**Record list:**
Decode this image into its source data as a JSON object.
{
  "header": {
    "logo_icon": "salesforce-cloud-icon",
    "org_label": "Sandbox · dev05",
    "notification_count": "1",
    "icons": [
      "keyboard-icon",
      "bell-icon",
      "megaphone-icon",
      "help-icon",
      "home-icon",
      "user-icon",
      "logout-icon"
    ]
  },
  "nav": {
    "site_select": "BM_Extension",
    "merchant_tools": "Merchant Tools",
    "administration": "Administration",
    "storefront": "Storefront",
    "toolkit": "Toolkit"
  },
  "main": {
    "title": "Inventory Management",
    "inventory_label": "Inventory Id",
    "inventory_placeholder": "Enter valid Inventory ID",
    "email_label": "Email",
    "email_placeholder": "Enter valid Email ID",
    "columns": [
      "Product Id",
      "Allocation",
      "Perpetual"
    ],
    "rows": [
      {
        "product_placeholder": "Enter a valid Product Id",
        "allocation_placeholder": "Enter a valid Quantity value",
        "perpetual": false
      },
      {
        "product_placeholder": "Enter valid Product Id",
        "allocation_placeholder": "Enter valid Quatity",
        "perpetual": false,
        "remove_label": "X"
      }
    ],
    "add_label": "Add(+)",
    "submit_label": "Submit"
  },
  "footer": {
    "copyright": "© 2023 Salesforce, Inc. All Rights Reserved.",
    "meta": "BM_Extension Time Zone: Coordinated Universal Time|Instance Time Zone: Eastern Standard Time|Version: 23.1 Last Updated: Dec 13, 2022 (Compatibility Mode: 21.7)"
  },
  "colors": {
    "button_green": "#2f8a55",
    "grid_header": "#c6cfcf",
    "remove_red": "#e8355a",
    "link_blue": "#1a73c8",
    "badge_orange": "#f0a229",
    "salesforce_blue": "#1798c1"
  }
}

**Problem statement:**
Copy every line that contains the string "Inventory".

**Task solution:**
    "title": "Inventory Management",
    "inventory_label": "Inventory Id",
    "inventory_placeholder": "Enter valid Inventory ID",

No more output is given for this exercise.